## What you are asked to do
Copy every line of the records below that holds the word "JSON".

====

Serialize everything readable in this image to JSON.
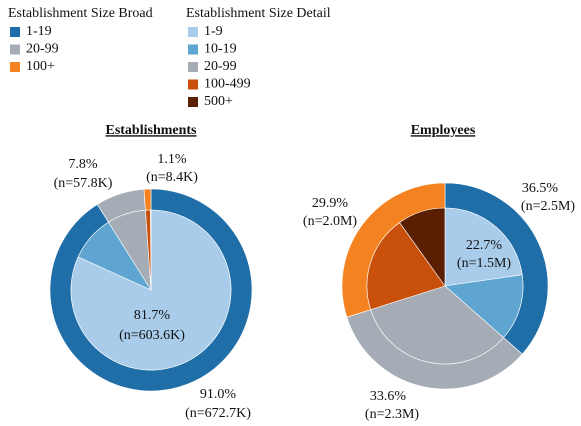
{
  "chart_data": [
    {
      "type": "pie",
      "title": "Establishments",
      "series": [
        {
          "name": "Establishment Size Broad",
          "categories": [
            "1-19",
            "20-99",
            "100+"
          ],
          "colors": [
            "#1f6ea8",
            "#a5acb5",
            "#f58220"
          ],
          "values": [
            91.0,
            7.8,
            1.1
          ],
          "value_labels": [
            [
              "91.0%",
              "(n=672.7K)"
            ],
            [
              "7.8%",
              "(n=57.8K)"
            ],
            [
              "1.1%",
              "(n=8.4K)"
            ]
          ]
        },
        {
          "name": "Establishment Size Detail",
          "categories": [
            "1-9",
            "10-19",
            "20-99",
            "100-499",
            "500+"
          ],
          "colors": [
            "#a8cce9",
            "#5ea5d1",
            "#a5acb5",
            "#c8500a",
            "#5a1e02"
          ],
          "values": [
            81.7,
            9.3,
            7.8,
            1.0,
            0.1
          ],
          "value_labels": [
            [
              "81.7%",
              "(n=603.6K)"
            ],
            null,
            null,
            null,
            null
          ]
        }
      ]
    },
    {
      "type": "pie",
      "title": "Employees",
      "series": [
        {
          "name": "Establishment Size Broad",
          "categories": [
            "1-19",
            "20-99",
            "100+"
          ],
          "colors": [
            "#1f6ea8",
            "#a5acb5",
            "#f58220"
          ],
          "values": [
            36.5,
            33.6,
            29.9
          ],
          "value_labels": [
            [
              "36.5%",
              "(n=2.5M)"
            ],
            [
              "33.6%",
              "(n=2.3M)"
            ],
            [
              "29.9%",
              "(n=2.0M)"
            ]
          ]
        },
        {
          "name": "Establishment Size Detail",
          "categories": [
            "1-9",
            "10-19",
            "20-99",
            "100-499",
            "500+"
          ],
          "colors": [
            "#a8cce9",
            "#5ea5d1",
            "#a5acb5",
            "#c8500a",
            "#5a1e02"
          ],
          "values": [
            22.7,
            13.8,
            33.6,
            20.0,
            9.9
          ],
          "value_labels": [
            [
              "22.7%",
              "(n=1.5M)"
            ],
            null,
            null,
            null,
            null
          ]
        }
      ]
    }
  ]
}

====

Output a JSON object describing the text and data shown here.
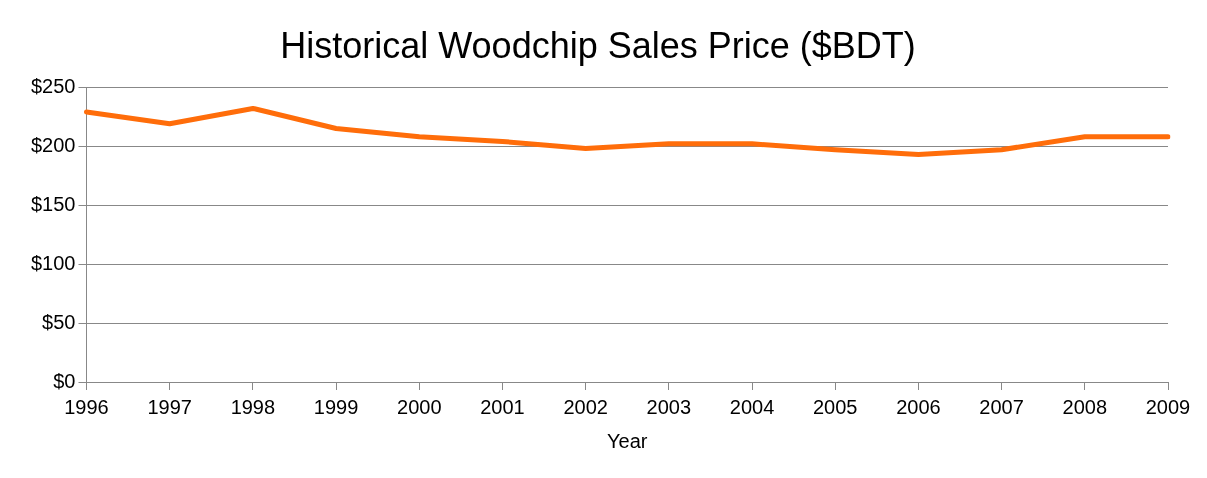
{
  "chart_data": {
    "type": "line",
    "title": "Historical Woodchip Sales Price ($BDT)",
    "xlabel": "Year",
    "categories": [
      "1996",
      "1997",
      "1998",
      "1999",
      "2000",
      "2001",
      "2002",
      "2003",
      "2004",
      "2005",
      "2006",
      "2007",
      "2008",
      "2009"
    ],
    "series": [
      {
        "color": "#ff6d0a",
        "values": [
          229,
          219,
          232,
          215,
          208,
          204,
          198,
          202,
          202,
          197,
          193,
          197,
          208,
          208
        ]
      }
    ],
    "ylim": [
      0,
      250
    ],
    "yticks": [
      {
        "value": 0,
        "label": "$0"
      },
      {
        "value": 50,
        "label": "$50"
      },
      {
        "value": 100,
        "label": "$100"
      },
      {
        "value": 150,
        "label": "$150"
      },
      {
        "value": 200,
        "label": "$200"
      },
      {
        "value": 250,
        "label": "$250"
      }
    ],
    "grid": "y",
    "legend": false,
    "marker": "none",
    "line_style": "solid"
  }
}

====

## Exercise response
Serialize everything readable in this image to JSON.
Output a JSON object describing the text and data shown here.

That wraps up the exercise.